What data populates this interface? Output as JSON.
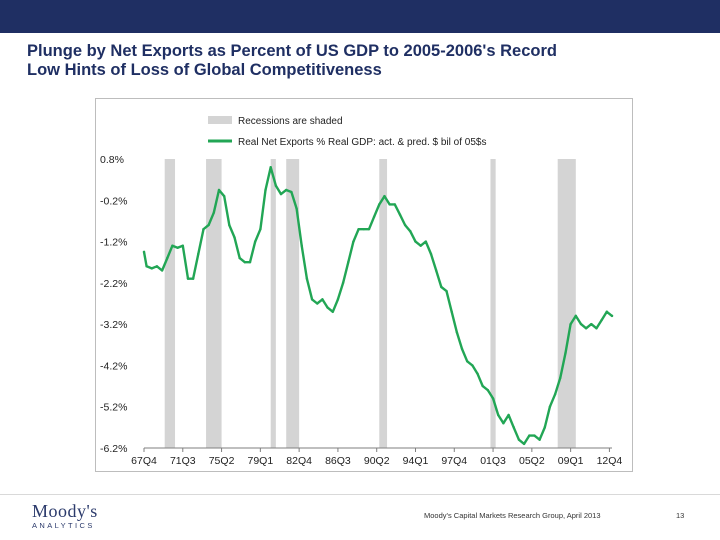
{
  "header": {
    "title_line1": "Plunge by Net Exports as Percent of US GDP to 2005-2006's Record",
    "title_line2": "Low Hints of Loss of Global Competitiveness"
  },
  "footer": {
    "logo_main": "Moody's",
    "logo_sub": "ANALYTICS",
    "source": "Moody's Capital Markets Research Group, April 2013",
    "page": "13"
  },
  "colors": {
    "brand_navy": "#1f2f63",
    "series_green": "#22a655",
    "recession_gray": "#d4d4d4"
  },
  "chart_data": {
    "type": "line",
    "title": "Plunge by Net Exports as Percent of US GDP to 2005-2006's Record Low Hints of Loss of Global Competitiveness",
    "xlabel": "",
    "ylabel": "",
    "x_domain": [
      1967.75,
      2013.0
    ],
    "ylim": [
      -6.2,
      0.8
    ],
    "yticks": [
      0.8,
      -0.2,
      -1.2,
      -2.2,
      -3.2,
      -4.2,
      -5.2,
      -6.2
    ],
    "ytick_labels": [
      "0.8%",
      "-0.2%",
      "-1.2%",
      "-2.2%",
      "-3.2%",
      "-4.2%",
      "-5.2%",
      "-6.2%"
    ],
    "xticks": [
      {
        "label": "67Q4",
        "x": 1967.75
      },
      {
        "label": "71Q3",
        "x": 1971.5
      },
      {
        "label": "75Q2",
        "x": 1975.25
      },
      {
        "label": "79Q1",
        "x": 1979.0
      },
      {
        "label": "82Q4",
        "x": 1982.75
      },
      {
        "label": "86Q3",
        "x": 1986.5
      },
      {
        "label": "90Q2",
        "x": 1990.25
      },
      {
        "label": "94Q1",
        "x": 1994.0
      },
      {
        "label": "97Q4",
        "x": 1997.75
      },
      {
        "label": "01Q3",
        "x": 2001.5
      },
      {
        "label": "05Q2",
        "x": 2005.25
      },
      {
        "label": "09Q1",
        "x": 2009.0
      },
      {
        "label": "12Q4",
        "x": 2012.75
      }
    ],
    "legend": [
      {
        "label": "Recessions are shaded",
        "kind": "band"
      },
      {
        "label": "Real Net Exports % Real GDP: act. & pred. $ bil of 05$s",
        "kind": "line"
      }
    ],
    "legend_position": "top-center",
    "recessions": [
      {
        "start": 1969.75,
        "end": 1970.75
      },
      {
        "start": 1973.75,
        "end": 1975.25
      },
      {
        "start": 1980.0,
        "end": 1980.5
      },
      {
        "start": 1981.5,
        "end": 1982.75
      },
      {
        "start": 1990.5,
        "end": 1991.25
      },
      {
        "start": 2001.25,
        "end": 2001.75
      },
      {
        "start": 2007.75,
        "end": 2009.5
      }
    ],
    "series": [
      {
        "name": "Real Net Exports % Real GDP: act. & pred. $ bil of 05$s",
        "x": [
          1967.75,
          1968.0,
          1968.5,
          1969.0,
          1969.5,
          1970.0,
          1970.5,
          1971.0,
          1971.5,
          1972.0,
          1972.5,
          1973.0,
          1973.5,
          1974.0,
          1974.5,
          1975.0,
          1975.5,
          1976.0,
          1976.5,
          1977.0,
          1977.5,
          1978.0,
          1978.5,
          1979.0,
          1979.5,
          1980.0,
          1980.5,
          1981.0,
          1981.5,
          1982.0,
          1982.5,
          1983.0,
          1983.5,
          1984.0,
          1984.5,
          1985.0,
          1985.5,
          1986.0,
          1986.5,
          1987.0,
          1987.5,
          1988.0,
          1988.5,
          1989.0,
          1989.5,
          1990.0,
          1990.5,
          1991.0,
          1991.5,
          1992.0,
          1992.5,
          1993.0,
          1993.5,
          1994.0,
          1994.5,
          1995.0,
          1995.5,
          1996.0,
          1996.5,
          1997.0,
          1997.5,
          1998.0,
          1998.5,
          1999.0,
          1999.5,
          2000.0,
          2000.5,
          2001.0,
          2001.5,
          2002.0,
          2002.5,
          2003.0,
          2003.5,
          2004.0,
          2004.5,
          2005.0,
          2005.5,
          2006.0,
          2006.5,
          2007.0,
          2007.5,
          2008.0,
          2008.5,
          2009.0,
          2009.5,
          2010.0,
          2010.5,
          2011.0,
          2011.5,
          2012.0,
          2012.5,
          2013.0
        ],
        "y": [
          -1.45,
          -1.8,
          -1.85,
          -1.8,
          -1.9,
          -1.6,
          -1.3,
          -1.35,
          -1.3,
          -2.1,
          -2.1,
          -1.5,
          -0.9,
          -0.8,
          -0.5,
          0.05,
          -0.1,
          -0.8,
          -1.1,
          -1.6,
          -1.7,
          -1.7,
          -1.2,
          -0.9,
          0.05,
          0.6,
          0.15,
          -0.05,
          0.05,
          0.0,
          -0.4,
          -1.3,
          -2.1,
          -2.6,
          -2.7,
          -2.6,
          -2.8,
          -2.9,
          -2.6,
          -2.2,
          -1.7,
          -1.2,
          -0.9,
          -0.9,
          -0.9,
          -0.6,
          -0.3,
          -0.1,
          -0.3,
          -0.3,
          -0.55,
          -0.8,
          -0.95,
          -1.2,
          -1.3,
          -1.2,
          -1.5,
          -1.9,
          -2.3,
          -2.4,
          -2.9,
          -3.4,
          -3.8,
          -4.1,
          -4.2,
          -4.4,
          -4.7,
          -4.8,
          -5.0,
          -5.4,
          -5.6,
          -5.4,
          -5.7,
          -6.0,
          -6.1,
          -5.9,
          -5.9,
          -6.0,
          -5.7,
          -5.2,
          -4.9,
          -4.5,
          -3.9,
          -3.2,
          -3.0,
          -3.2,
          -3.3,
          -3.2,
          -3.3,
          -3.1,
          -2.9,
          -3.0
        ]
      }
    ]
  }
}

☆ ☆ ☆ ☆

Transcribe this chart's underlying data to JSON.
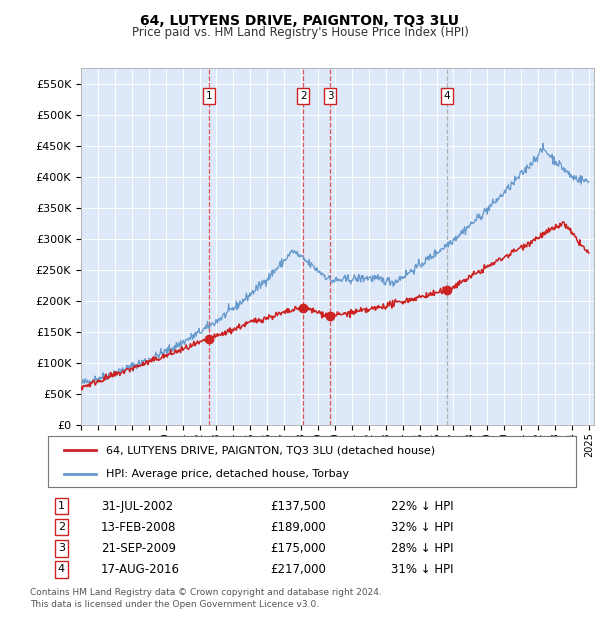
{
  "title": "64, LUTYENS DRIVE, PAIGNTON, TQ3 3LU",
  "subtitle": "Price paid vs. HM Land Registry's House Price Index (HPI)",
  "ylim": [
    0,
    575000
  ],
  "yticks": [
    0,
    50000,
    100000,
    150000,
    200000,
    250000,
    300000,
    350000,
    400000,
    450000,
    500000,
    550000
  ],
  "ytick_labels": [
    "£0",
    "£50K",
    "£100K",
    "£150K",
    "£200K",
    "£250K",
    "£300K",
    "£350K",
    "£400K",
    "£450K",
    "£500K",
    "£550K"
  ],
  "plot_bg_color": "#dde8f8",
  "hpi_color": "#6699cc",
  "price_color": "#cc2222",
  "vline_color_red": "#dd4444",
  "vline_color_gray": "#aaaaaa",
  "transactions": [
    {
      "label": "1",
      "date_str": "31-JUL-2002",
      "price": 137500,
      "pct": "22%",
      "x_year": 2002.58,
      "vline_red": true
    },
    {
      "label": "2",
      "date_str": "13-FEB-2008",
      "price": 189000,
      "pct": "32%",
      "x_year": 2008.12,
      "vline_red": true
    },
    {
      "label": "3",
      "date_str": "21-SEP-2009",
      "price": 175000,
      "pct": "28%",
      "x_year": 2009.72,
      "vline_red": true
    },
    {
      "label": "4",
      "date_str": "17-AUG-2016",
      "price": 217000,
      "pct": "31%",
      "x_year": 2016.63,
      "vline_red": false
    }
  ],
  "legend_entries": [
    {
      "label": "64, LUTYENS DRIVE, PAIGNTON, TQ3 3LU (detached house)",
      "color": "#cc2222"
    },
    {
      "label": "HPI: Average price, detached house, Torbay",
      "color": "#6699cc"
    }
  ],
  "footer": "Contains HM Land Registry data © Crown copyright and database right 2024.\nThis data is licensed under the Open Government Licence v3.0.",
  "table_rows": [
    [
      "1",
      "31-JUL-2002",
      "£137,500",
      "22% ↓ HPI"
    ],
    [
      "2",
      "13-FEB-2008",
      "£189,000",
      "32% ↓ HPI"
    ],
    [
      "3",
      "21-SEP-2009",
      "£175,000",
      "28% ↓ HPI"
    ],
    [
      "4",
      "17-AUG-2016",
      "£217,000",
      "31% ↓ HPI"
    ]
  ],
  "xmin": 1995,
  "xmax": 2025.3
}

☆ ☆ ☆ ☆

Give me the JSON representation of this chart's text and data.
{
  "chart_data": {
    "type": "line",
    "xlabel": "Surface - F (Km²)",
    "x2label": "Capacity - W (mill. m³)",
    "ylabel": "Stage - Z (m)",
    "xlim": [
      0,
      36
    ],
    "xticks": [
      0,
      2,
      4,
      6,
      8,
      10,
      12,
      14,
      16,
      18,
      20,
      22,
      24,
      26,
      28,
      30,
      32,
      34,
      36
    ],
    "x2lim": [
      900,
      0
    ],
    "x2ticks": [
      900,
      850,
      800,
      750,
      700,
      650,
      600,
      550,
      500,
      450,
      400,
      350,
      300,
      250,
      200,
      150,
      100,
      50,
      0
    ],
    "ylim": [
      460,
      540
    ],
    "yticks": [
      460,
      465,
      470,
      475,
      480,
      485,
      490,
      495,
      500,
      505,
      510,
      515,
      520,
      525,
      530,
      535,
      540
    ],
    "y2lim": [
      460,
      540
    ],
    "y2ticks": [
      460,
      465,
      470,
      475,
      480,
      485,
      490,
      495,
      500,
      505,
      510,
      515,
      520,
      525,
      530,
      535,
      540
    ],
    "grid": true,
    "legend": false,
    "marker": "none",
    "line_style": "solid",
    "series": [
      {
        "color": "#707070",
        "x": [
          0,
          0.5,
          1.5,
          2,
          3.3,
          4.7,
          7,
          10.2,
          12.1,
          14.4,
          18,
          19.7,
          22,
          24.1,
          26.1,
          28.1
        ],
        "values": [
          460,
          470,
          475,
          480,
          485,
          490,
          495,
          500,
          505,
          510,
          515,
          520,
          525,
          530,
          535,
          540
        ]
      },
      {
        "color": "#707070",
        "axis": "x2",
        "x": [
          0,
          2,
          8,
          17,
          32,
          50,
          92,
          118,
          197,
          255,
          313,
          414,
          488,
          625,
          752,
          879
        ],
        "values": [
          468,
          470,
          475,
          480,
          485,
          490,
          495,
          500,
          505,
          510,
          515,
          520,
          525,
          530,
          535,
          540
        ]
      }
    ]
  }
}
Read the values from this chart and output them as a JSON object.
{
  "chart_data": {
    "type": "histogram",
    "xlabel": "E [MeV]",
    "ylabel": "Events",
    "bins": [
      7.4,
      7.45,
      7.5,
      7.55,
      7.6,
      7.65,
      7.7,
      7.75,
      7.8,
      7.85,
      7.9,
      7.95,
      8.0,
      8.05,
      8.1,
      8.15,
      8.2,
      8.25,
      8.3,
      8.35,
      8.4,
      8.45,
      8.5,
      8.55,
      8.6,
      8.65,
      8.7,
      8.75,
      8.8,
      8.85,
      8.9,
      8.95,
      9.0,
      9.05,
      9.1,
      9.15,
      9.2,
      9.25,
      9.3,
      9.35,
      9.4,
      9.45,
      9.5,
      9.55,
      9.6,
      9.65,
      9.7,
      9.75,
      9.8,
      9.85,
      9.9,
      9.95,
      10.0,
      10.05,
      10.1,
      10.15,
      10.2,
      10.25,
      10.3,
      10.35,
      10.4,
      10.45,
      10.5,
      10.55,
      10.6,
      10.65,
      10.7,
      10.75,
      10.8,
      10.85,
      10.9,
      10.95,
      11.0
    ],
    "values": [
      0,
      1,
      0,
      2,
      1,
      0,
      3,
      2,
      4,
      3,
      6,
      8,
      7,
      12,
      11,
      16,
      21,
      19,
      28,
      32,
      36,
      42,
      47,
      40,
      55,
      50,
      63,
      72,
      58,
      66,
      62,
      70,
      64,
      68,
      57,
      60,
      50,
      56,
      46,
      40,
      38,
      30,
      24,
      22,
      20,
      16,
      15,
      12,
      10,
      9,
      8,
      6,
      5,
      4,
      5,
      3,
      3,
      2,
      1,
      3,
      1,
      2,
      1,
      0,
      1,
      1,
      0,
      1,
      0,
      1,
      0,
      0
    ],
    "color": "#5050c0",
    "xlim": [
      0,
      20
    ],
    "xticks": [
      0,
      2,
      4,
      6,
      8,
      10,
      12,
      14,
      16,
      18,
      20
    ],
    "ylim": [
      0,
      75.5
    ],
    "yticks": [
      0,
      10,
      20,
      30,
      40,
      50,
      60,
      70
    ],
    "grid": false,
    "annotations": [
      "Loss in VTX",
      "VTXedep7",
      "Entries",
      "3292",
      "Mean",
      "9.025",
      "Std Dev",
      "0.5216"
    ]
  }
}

☆ ☆ ☆ ☆

DO THIS: Gather from the records above every line containing the string "Moody".

THE RESPONSE:
    "logo_main": "Moody's",
    "source": "Moody's Capital Markets Research Group, April 2013",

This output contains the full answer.